WHAT IS BEING ASKED: Your task is to copy the listing exactly, with the pictures left out.
── INPUT FOR THIS TASK
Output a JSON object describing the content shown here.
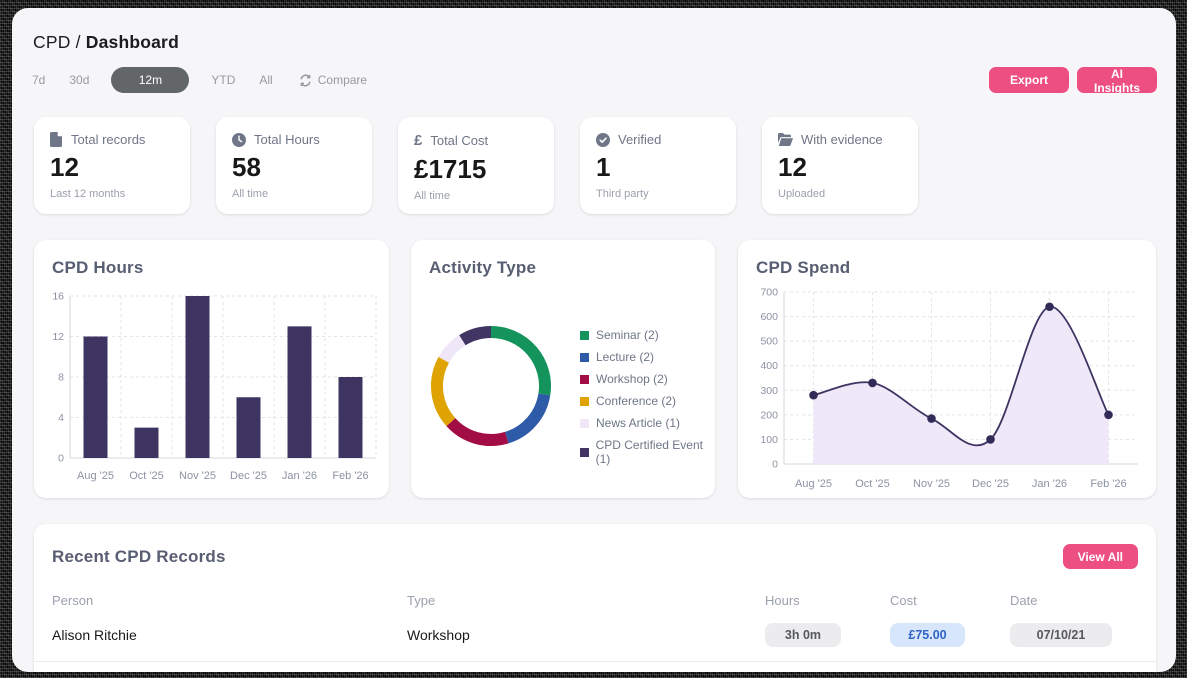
{
  "header": {
    "breadcrumb_root": "CPD",
    "breadcrumb_sep": "/",
    "breadcrumb_current": "Dashboard"
  },
  "filters": {
    "items": [
      {
        "label": "7d",
        "active": false
      },
      {
        "label": "30d",
        "active": false
      },
      {
        "label": "12m",
        "active": true
      },
      {
        "label": "YTD",
        "active": false
      },
      {
        "label": "All",
        "active": false
      }
    ],
    "compare_label": "Compare"
  },
  "actions": {
    "export_label": "Export",
    "ai_insights_label": "AI Insights",
    "accent_color": "#ee4f82"
  },
  "stats": [
    {
      "icon": "file-icon",
      "label": "Total records",
      "value": "12",
      "sub": "Last 12 months"
    },
    {
      "icon": "clock-icon",
      "label": "Total Hours",
      "value": "58",
      "sub": "All time"
    },
    {
      "icon": "pound-icon",
      "label": "Total Cost",
      "value": "£1715",
      "sub": "All time"
    },
    {
      "icon": "verified-icon",
      "label": "Verified",
      "value": "1",
      "sub": "Third party"
    },
    {
      "icon": "folder-icon",
      "label": "With evidence",
      "value": "12",
      "sub": "Uploaded"
    }
  ],
  "chart_data": [
    {
      "type": "bar",
      "title": "CPD Hours",
      "categories": [
        "Aug '25",
        "Oct '25",
        "Nov '25",
        "Dec '25",
        "Jan '26",
        "Feb '26"
      ],
      "values": [
        12,
        3,
        16,
        6,
        13,
        8
      ],
      "xlabel": "",
      "ylabel": "",
      "ylim": [
        0,
        16
      ],
      "yticks": [
        0,
        4,
        8,
        12,
        16
      ],
      "grid": "dashed",
      "bar_color": "#3d3462"
    },
    {
      "type": "pie",
      "title": "Activity Type",
      "donut": true,
      "legend_position": "right",
      "segments": [
        {
          "label": "Seminar (2)",
          "value": 2,
          "sweep_deg": 99,
          "color": "#14945c"
        },
        {
          "label": "Lecture (2)",
          "value": 2,
          "sweep_deg": 64,
          "color": "#2d5ba8"
        },
        {
          "label": "Workshop (2)",
          "value": 2,
          "sweep_deg": 65,
          "color": "#a10d44"
        },
        {
          "label": "Conference (2)",
          "value": 2,
          "sweep_deg": 71,
          "color": "#dfa303"
        },
        {
          "label": "News Article (1)",
          "value": 1,
          "sweep_deg": 29,
          "color": "#efe7f8"
        },
        {
          "label": "CPD Certified Event (1)",
          "value": 1,
          "sweep_deg": 32,
          "color": "#413663"
        }
      ]
    },
    {
      "type": "line",
      "title": "CPD Spend",
      "x": [
        "Aug '25",
        "Oct '25",
        "Nov '25",
        "Dec '25",
        "Jan '26",
        "Feb '26"
      ],
      "values": [
        280,
        330,
        185,
        100,
        640,
        200
      ],
      "xlabel": "",
      "ylabel": "",
      "ylim": [
        0,
        700
      ],
      "yticks": [
        0,
        100,
        200,
        300,
        400,
        500,
        600,
        700
      ],
      "grid": "dashed",
      "line_color": "#3d3462",
      "area_color": "#efe8f8",
      "point_color": "#332b57"
    }
  ],
  "records": {
    "title": "Recent CPD Records",
    "view_all_label": "View All",
    "columns": [
      "Person",
      "Type",
      "Hours",
      "Cost",
      "Date"
    ],
    "rows": [
      {
        "person": "Alison Ritchie",
        "type": "Workshop",
        "hours": "3h 0m",
        "cost": "£75.00",
        "date": "07/10/21"
      }
    ]
  }
}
────
WRITTEN ANSWER:
Output a JSON object describing the content shown here.
{
  "header": {
    "breadcrumb_root": "CPD",
    "breadcrumb_sep": "/",
    "breadcrumb_current": "Dashboard"
  },
  "filters": {
    "items": [
      {
        "label": "7d",
        "active": false
      },
      {
        "label": "30d",
        "active": false
      },
      {
        "label": "12m",
        "active": true
      },
      {
        "label": "YTD",
        "active": false
      },
      {
        "label": "All",
        "active": false
      }
    ],
    "compare_label": "Compare"
  },
  "actions": {
    "export_label": "Export",
    "ai_insights_label": "AI Insights",
    "accent_color": "#ee4f82"
  },
  "stats": [
    {
      "icon": "file-icon",
      "label": "Total records",
      "value": "12",
      "sub": "Last 12 months"
    },
    {
      "icon": "clock-icon",
      "label": "Total Hours",
      "value": "58",
      "sub": "All time"
    },
    {
      "icon": "pound-icon",
      "label": "Total Cost",
      "value": "£1715",
      "sub": "All time"
    },
    {
      "icon": "verified-icon",
      "label": "Verified",
      "value": "1",
      "sub": "Third party"
    },
    {
      "icon": "folder-icon",
      "label": "With evidence",
      "value": "12",
      "sub": "Uploaded"
    }
  ],
  "chart_data": [
    {
      "type": "bar",
      "title": "CPD Hours",
      "categories": [
        "Aug '25",
        "Oct '25",
        "Nov '25",
        "Dec '25",
        "Jan '26",
        "Feb '26"
      ],
      "values": [
        12,
        3,
        16,
        6,
        13,
        8
      ],
      "xlabel": "",
      "ylabel": "",
      "ylim": [
        0,
        16
      ],
      "yticks": [
        0,
        4,
        8,
        12,
        16
      ],
      "grid": "dashed",
      "bar_color": "#3d3462"
    },
    {
      "type": "pie",
      "title": "Activity Type",
      "donut": true,
      "legend_position": "right",
      "segments": [
        {
          "label": "Seminar (2)",
          "value": 2,
          "sweep_deg": 99,
          "color": "#14945c"
        },
        {
          "label": "Lecture (2)",
          "value": 2,
          "sweep_deg": 64,
          "color": "#2d5ba8"
        },
        {
          "label": "Workshop (2)",
          "value": 2,
          "sweep_deg": 65,
          "color": "#a10d44"
        },
        {
          "label": "Conference (2)",
          "value": 2,
          "sweep_deg": 71,
          "color": "#dfa303"
        },
        {
          "label": "News Article (1)",
          "value": 1,
          "sweep_deg": 29,
          "color": "#efe7f8"
        },
        {
          "label": "CPD Certified Event (1)",
          "value": 1,
          "sweep_deg": 32,
          "color": "#413663"
        }
      ]
    },
    {
      "type": "line",
      "title": "CPD Spend",
      "x": [
        "Aug '25",
        "Oct '25",
        "Nov '25",
        "Dec '25",
        "Jan '26",
        "Feb '26"
      ],
      "values": [
        280,
        330,
        185,
        100,
        640,
        200
      ],
      "xlabel": "",
      "ylabel": "",
      "ylim": [
        0,
        700
      ],
      "yticks": [
        0,
        100,
        200,
        300,
        400,
        500,
        600,
        700
      ],
      "grid": "dashed",
      "line_color": "#3d3462",
      "area_color": "#efe8f8",
      "point_color": "#332b57"
    }
  ],
  "records": {
    "title": "Recent CPD Records",
    "view_all_label": "View All",
    "columns": [
      "Person",
      "Type",
      "Hours",
      "Cost",
      "Date"
    ],
    "rows": [
      {
        "person": "Alison Ritchie",
        "type": "Workshop",
        "hours": "3h 0m",
        "cost": "£75.00",
        "date": "07/10/21"
      }
    ]
  }
}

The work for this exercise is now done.